**Aim of the task**
Write the data out again exactly, with no pictures.

[Dataset items]
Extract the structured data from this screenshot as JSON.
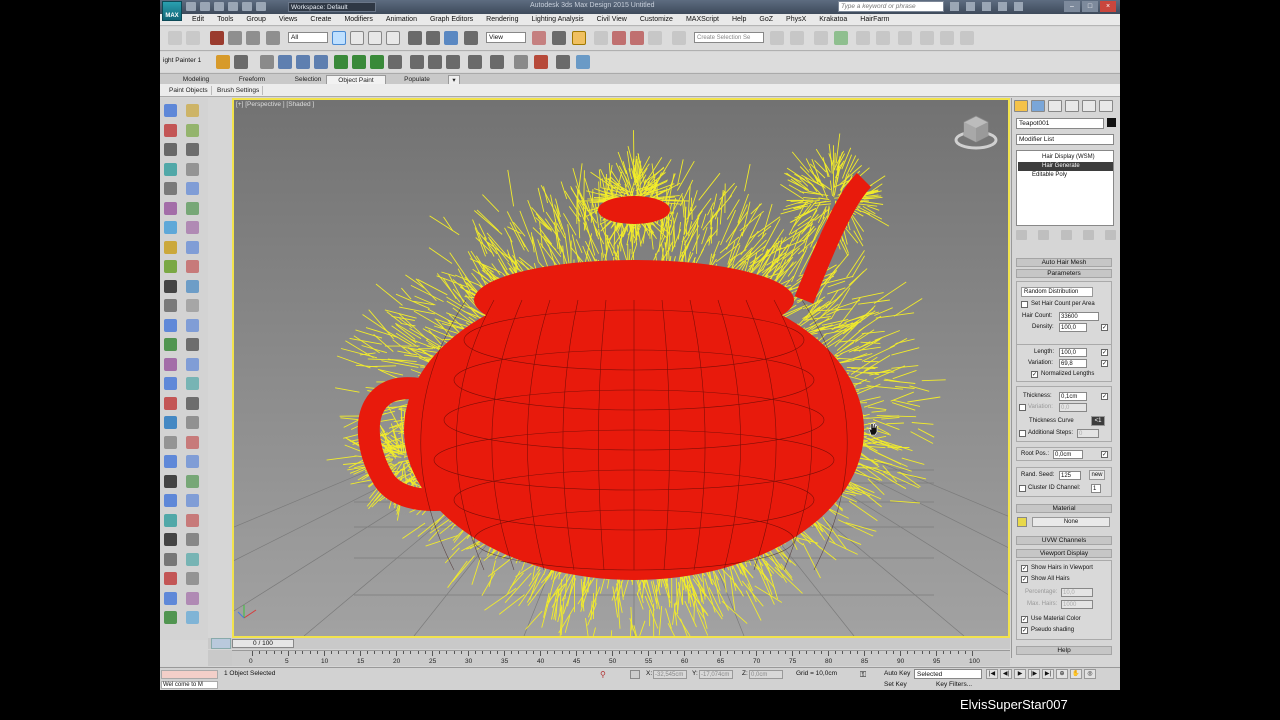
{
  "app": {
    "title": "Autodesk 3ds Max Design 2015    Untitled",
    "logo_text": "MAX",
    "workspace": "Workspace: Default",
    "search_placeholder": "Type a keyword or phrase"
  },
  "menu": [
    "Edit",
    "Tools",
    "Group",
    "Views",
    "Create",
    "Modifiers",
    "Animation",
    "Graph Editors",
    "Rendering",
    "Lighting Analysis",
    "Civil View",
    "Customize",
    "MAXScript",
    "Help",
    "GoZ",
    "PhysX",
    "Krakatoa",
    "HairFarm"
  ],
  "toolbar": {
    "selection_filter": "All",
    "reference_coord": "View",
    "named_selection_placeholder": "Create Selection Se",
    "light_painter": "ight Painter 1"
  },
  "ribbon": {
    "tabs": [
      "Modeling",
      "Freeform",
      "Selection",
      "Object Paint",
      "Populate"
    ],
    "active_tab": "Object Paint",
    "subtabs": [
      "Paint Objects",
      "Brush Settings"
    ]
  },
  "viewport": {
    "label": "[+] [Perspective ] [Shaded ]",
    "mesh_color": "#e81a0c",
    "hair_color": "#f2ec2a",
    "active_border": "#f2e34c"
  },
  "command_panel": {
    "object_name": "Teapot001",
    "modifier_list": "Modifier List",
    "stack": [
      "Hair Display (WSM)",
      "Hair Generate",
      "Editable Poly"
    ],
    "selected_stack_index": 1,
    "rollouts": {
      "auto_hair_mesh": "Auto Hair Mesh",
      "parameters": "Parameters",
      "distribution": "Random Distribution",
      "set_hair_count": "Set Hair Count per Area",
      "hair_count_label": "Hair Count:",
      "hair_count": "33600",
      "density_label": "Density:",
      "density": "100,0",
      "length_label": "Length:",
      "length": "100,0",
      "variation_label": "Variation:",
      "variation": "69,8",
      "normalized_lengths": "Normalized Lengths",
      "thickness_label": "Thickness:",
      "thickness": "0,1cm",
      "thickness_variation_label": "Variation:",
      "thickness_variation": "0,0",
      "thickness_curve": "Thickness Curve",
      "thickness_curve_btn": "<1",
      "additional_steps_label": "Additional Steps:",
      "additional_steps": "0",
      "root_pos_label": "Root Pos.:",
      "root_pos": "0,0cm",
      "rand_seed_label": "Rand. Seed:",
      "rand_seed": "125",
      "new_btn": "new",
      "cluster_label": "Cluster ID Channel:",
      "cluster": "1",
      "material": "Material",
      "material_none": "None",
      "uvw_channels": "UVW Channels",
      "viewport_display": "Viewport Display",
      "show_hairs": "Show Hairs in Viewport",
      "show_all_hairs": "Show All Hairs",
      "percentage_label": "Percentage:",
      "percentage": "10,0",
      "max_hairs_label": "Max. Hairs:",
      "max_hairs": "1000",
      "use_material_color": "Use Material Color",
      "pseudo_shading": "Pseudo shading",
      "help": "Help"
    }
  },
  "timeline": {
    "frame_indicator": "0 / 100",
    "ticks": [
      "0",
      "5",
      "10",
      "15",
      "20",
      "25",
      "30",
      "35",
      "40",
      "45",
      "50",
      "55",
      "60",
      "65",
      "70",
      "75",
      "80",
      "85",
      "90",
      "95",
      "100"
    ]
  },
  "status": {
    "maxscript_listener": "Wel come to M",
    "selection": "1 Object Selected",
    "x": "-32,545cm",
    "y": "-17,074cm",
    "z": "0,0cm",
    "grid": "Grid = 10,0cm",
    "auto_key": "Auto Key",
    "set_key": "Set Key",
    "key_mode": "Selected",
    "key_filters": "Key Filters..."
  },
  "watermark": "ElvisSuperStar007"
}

**Correct response**
Extract the structured data from this screenshot as JSON.
{
  "app": {
    "title": "Autodesk 3ds Max Design 2015    Untitled",
    "logo_text": "MAX",
    "workspace": "Workspace: Default",
    "search_placeholder": "Type a keyword or phrase"
  },
  "menu": [
    "Edit",
    "Tools",
    "Group",
    "Views",
    "Create",
    "Modifiers",
    "Animation",
    "Graph Editors",
    "Rendering",
    "Lighting Analysis",
    "Civil View",
    "Customize",
    "MAXScript",
    "Help",
    "GoZ",
    "PhysX",
    "Krakatoa",
    "HairFarm"
  ],
  "toolbar": {
    "selection_filter": "All",
    "reference_coord": "View",
    "named_selection_placeholder": "Create Selection Se",
    "light_painter": "ight Painter 1"
  },
  "ribbon": {
    "tabs": [
      "Modeling",
      "Freeform",
      "Selection",
      "Object Paint",
      "Populate"
    ],
    "active_tab": "Object Paint",
    "subtabs": [
      "Paint Objects",
      "Brush Settings"
    ]
  },
  "viewport": {
    "label": "[+] [Perspective ] [Shaded ]",
    "mesh_color": "#e81a0c",
    "hair_color": "#f2ec2a",
    "active_border": "#f2e34c"
  },
  "command_panel": {
    "object_name": "Teapot001",
    "modifier_list": "Modifier List",
    "stack": [
      "Hair Display (WSM)",
      "Hair Generate",
      "Editable Poly"
    ],
    "selected_stack_index": 1,
    "rollouts": {
      "auto_hair_mesh": "Auto Hair Mesh",
      "parameters": "Parameters",
      "distribution": "Random Distribution",
      "set_hair_count": "Set Hair Count per Area",
      "hair_count_label": "Hair Count:",
      "hair_count": "33600",
      "density_label": "Density:",
      "density": "100,0",
      "length_label": "Length:",
      "length": "100,0",
      "variation_label": "Variation:",
      "variation": "69,8",
      "normalized_lengths": "Normalized Lengths",
      "thickness_label": "Thickness:",
      "thickness": "0,1cm",
      "thickness_variation_label": "Variation:",
      "thickness_variation": "0,0",
      "thickness_curve": "Thickness Curve",
      "thickness_curve_btn": "<1",
      "additional_steps_label": "Additional Steps:",
      "additional_steps": "0",
      "root_pos_label": "Root Pos.:",
      "root_pos": "0,0cm",
      "rand_seed_label": "Rand. Seed:",
      "rand_seed": "125",
      "new_btn": "new",
      "cluster_label": "Cluster ID Channel:",
      "cluster": "1",
      "material": "Material",
      "material_none": "None",
      "uvw_channels": "UVW Channels",
      "viewport_display": "Viewport Display",
      "show_hairs": "Show Hairs in Viewport",
      "show_all_hairs": "Show All Hairs",
      "percentage_label": "Percentage:",
      "percentage": "10,0",
      "max_hairs_label": "Max. Hairs:",
      "max_hairs": "1000",
      "use_material_color": "Use Material Color",
      "pseudo_shading": "Pseudo shading",
      "help": "Help"
    }
  },
  "timeline": {
    "frame_indicator": "0 / 100",
    "ticks": [
      "0",
      "5",
      "10",
      "15",
      "20",
      "25",
      "30",
      "35",
      "40",
      "45",
      "50",
      "55",
      "60",
      "65",
      "70",
      "75",
      "80",
      "85",
      "90",
      "95",
      "100"
    ]
  },
  "status": {
    "maxscript_listener": "Wel come to M",
    "selection": "1 Object Selected",
    "x": "-32,545cm",
    "y": "-17,074cm",
    "z": "0,0cm",
    "grid": "Grid = 10,0cm",
    "auto_key": "Auto Key",
    "set_key": "Set Key",
    "key_mode": "Selected",
    "key_filters": "Key Filters..."
  },
  "watermark": "ElvisSuperStar007"
}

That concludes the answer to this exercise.